DATASET RECORDS
◆ ◆ ◆

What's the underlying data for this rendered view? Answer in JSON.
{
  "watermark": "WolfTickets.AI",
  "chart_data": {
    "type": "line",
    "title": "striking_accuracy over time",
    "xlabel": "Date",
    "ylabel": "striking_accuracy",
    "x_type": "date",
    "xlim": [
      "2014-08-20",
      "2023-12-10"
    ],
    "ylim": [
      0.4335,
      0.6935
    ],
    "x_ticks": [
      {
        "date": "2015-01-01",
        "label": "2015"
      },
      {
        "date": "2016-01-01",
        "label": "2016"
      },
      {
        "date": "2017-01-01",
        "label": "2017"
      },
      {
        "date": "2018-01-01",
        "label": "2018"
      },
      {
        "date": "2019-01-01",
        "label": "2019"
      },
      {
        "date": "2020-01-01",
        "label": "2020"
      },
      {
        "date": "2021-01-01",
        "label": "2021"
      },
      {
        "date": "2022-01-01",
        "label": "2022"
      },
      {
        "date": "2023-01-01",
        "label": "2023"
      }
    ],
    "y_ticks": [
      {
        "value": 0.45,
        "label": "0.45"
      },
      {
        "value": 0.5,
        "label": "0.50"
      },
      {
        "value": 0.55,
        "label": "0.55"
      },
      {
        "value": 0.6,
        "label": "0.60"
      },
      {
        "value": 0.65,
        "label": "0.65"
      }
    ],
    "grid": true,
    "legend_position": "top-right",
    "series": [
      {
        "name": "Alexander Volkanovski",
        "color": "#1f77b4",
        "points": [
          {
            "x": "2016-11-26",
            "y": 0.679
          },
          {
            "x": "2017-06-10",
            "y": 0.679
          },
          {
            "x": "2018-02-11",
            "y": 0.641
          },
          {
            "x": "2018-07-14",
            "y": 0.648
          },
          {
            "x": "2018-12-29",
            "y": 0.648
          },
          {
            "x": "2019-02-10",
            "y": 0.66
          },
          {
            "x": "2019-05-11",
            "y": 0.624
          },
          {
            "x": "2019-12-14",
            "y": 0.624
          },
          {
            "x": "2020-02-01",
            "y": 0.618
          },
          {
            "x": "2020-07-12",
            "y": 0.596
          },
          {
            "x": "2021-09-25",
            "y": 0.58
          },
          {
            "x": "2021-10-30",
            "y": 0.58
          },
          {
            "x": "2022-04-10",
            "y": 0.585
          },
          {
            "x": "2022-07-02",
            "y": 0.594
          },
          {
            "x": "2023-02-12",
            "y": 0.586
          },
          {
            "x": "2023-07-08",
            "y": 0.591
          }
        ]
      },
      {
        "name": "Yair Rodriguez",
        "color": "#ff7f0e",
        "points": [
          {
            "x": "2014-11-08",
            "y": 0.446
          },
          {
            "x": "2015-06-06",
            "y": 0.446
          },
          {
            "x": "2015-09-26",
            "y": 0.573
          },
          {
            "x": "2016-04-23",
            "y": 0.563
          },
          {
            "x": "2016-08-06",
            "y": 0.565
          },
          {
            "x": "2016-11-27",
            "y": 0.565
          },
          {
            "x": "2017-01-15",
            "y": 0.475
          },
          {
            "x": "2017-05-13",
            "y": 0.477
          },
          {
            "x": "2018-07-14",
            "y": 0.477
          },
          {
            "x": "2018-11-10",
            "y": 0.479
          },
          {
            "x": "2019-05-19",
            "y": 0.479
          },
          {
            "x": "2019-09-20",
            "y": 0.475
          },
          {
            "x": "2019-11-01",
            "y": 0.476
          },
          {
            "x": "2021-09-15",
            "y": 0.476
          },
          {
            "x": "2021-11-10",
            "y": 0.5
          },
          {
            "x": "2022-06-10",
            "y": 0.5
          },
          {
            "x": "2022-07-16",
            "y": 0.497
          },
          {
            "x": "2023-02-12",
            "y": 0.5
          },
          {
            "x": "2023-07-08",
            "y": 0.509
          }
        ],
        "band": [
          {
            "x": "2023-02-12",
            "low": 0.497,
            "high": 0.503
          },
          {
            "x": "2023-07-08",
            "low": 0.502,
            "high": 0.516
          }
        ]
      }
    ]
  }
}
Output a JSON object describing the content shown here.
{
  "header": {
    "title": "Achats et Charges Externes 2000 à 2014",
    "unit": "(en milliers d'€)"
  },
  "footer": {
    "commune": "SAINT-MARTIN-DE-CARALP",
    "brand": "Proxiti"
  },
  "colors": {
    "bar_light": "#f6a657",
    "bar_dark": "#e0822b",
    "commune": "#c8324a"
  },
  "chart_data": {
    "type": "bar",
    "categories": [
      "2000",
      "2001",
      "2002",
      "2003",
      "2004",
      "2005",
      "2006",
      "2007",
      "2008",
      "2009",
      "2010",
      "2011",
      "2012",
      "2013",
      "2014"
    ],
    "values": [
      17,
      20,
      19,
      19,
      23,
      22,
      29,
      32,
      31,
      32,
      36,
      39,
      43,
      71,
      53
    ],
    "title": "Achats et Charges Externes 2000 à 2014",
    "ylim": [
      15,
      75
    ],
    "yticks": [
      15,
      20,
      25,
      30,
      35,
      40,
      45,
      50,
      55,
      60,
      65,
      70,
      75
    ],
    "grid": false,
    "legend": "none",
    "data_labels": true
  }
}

◆ ◆ ◆

EXERCISE INSTRUCTIONS
Copy all of the data. Keep every word exactly as it is.

WRITTEN RESPONSE
What's the underlying data for this rendered view? Answer in JSON.
{
  "watermark": "WolfTickets.AI",
  "chart_data": {
    "type": "line",
    "title": "striking_accuracy over time",
    "xlabel": "Date",
    "ylabel": "striking_accuracy",
    "x_type": "date",
    "xlim": [
      "2014-08-20",
      "2023-12-10"
    ],
    "ylim": [
      0.4335,
      0.6935
    ],
    "x_ticks": [
      {
        "date": "2015-01-01",
        "label": "2015"
      },
      {
        "date": "2016-01-01",
        "label": "2016"
      },
      {
        "date": "2017-01-01",
        "label": "2017"
      },
      {
        "date": "2018-01-01",
        "label": "2018"
      },
      {
        "date": "2019-01-01",
        "label": "2019"
      },
      {
        "date": "2020-01-01",
        "label": "2020"
      },
      {
        "date": "2021-01-01",
        "label": "2021"
      },
      {
        "date": "2022-01-01",
        "label": "2022"
      },
      {
        "date": "2023-01-01",
        "label": "2023"
      }
    ],
    "y_ticks": [
      {
        "value": 0.45,
        "label": "0.45"
      },
      {
        "value": 0.5,
        "label": "0.50"
      },
      {
        "value": 0.55,
        "label": "0.55"
      },
      {
        "value": 0.6,
        "label": "0.60"
      },
      {
        "value": 0.65,
        "label": "0.65"
      }
    ],
    "grid": true,
    "legend_position": "top-right",
    "series": [
      {
        "name": "Alexander Volkanovski",
        "color": "#1f77b4",
        "points": [
          {
            "x": "2016-11-26",
            "y": 0.679
          },
          {
            "x": "2017-06-10",
            "y": 0.679
          },
          {
            "x": "2018-02-11",
            "y": 0.641
          },
          {
            "x": "2018-07-14",
            "y": 0.648
          },
          {
            "x": "2018-12-29",
            "y": 0.648
          },
          {
            "x": "2019-02-10",
            "y": 0.66
          },
          {
            "x": "2019-05-11",
            "y": 0.624
          },
          {
            "x": "2019-12-14",
            "y": 0.624
          },
          {
            "x": "2020-02-01",
            "y": 0.618
          },
          {
            "x": "2020-07-12",
            "y": 0.596
          },
          {
            "x": "2021-09-25",
            "y": 0.58
          },
          {
            "x": "2021-10-30",
            "y": 0.58
          },
          {
            "x": "2022-04-10",
            "y": 0.585
          },
          {
            "x": "2022-07-02",
            "y": 0.594
          },
          {
            "x": "2023-02-12",
            "y": 0.586
          },
          {
            "x": "2023-07-08",
            "y": 0.591
          }
        ]
      },
      {
        "name": "Yair Rodriguez",
        "color": "#ff7f0e",
        "points": [
          {
            "x": "2014-11-08",
            "y": 0.446
          },
          {
            "x": "2015-06-06",
            "y": 0.446
          },
          {
            "x": "2015-09-26",
            "y": 0.573
          },
          {
            "x": "2016-04-23",
            "y": 0.563
          },
          {
            "x": "2016-08-06",
            "y": 0.565
          },
          {
            "x": "2016-11-27",
            "y": 0.565
          },
          {
            "x": "2017-01-15",
            "y": 0.475
          },
          {
            "x": "2017-05-13",
            "y": 0.477
          },
          {
            "x": "2018-07-14",
            "y": 0.477
          },
          {
            "x": "2018-11-10",
            "y": 0.479
          },
          {
            "x": "2019-05-19",
            "y": 0.479
          },
          {
            "x": "2019-09-20",
            "y": 0.475
          },
          {
            "x": "2019-11-01",
            "y": 0.476
          },
          {
            "x": "2021-09-15",
            "y": 0.476
          },
          {
            "x": "2021-11-10",
            "y": 0.5
          },
          {
            "x": "2022-06-10",
            "y": 0.5
          },
          {
            "x": "2022-07-16",
            "y": 0.497
          },
          {
            "x": "2023-02-12",
            "y": 0.5
          },
          {
            "x": "2023-07-08",
            "y": 0.509
          }
        ],
        "band": [
          {
            "x": "2023-02-12",
            "low": 0.497,
            "high": 0.503
          },
          {
            "x": "2023-07-08",
            "low": 0.502,
            "high": 0.516
          }
        ]
      }
    ]
  }
}
Output a JSON object describing the content shown here.
{
  "header": {
    "title": "Achats et Charges Externes 2000 à 2014",
    "unit": "(en milliers d'€)"
  },
  "footer": {
    "commune": "SAINT-MARTIN-DE-CARALP",
    "brand": "Proxiti"
  },
  "colors": {
    "bar_light": "#f6a657",
    "bar_dark": "#e0822b",
    "commune": "#c8324a"
  },
  "chart_data": {
    "type": "bar",
    "categories": [
      "2000",
      "2001",
      "2002",
      "2003",
      "2004",
      "2005",
      "2006",
      "2007",
      "2008",
      "2009",
      "2010",
      "2011",
      "2012",
      "2013",
      "2014"
    ],
    "values": [
      17,
      20,
      19,
      19,
      23,
      22,
      29,
      32,
      31,
      32,
      36,
      39,
      43,
      71,
      53
    ],
    "title": "Achats et Charges Externes 2000 à 2014",
    "ylim": [
      15,
      75
    ],
    "yticks": [
      15,
      20,
      25,
      30,
      35,
      40,
      45,
      50,
      55,
      60,
      65,
      70,
      75
    ],
    "grid": false,
    "legend": "none",
    "data_labels": true
  }
}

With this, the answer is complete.